*Job*
Locate every line below that contains the word "лесных" and copy it.

[Dataset entries]
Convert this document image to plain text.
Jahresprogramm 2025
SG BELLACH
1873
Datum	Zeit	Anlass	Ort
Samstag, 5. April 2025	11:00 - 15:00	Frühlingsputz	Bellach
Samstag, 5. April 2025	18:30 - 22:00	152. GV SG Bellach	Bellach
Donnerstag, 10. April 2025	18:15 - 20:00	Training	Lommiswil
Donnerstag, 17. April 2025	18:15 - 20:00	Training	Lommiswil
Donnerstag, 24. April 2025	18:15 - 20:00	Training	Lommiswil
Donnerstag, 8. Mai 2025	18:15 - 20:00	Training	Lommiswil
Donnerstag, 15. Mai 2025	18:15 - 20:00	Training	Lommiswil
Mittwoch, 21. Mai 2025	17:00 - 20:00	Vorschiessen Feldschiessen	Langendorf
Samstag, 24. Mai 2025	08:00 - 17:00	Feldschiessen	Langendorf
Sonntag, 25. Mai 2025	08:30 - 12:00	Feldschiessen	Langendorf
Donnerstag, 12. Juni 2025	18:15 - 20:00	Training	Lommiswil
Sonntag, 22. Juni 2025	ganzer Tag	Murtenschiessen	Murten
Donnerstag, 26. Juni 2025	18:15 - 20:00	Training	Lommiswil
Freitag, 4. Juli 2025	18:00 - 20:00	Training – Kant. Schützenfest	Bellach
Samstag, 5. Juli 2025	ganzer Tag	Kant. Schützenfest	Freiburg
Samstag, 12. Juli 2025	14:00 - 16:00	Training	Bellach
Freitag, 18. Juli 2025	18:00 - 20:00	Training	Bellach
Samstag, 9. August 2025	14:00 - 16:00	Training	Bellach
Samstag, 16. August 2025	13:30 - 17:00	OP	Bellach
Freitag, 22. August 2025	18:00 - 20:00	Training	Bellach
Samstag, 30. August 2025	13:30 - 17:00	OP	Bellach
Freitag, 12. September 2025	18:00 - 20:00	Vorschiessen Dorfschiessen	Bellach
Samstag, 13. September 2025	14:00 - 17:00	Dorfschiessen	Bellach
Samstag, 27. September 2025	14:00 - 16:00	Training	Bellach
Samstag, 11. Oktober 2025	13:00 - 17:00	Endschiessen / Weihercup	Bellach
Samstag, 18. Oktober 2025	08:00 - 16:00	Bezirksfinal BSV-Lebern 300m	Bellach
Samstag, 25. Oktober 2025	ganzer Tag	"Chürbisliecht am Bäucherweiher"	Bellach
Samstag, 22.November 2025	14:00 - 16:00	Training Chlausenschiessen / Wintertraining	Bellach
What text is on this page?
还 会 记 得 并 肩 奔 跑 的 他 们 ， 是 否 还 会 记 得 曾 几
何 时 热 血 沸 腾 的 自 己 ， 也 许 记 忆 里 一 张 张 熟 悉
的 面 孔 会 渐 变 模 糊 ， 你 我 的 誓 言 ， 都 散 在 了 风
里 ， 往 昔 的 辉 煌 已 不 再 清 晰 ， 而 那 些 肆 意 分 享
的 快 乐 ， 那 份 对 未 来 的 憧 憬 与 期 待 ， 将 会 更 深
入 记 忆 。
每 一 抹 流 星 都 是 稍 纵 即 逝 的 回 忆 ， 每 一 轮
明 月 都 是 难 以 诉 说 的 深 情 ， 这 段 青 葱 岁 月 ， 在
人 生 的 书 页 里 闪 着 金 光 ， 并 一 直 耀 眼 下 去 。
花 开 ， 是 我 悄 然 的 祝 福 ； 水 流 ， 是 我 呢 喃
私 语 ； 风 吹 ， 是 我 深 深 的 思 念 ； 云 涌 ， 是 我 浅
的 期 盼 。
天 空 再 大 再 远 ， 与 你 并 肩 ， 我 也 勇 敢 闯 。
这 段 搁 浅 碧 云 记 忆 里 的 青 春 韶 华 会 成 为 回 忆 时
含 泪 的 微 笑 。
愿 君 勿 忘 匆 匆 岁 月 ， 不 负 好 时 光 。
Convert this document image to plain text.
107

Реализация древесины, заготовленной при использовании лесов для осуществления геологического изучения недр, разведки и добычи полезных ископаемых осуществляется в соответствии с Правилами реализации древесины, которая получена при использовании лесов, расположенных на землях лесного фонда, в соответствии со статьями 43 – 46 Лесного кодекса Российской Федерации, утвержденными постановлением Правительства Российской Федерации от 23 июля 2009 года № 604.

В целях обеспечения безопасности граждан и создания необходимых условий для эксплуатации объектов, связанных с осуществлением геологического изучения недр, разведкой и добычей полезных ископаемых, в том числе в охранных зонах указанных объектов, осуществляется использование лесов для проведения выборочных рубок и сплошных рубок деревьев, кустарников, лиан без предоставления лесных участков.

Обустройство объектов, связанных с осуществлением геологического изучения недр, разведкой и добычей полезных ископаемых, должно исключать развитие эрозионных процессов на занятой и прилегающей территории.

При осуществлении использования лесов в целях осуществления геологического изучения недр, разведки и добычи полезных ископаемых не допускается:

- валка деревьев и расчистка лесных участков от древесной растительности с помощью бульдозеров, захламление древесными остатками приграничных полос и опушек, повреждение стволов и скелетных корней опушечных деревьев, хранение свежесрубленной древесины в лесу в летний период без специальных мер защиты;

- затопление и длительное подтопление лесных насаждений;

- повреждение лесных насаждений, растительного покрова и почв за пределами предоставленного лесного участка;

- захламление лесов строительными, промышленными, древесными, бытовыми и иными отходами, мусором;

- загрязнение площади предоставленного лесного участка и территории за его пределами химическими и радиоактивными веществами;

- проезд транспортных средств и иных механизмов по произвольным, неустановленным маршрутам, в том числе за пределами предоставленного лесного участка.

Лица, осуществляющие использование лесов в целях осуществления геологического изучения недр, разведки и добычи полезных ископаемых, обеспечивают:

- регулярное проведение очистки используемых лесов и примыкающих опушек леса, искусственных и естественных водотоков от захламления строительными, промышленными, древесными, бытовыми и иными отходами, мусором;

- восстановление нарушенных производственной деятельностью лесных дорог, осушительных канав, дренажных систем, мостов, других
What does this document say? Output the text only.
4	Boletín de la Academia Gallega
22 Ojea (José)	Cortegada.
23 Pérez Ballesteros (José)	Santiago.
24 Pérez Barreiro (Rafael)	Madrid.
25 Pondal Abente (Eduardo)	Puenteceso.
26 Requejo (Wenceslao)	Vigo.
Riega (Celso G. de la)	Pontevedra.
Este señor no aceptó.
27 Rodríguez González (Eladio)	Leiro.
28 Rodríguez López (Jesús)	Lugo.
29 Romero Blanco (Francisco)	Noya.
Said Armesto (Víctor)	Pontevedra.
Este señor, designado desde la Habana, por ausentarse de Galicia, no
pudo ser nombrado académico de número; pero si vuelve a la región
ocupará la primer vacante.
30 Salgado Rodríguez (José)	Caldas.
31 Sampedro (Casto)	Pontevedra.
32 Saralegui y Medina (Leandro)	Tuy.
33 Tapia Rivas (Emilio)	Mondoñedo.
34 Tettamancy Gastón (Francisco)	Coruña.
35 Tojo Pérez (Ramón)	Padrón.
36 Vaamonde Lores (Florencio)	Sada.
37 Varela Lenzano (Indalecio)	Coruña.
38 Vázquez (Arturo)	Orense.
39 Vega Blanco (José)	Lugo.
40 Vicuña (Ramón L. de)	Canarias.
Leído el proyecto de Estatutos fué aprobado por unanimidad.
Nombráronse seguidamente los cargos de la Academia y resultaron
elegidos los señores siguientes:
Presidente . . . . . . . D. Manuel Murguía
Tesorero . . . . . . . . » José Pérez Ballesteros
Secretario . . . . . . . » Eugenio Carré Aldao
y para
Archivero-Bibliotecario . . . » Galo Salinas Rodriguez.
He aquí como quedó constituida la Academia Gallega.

*Result of the task*
В целях обеспечения безопасности граждан и создания необходимых условий для эксплуатации объектов, связанных с осуществлением геологического изучения недр, разведкой и добычей полезных ископаемых, в том числе в охранных зонах указанных объектов, осуществляется использование лесов для проведения выборочных рубок и сплошных рубок деревьев, кустарников, лиан без предоставления лесных участков.
- валка деревьев и расчистка лесных участков от древесной растительности с помощью бульдозеров, захламление древесными остатками приграничных полос и опушек, повреждение стволов и скелетных корней опушечных деревьев, хранение свежесрубленной древесины в лесу в летний период без специальных мер защиты;
- затопление и длительное подтопление лесных насаждений;
- повреждение лесных насаждений, растительного покрова и почв за пределами предоставленного лесного участка;
- восстановление нарушенных производственной деятельностью лесных дорог, осушительных канав, дренажных систем, мостов, других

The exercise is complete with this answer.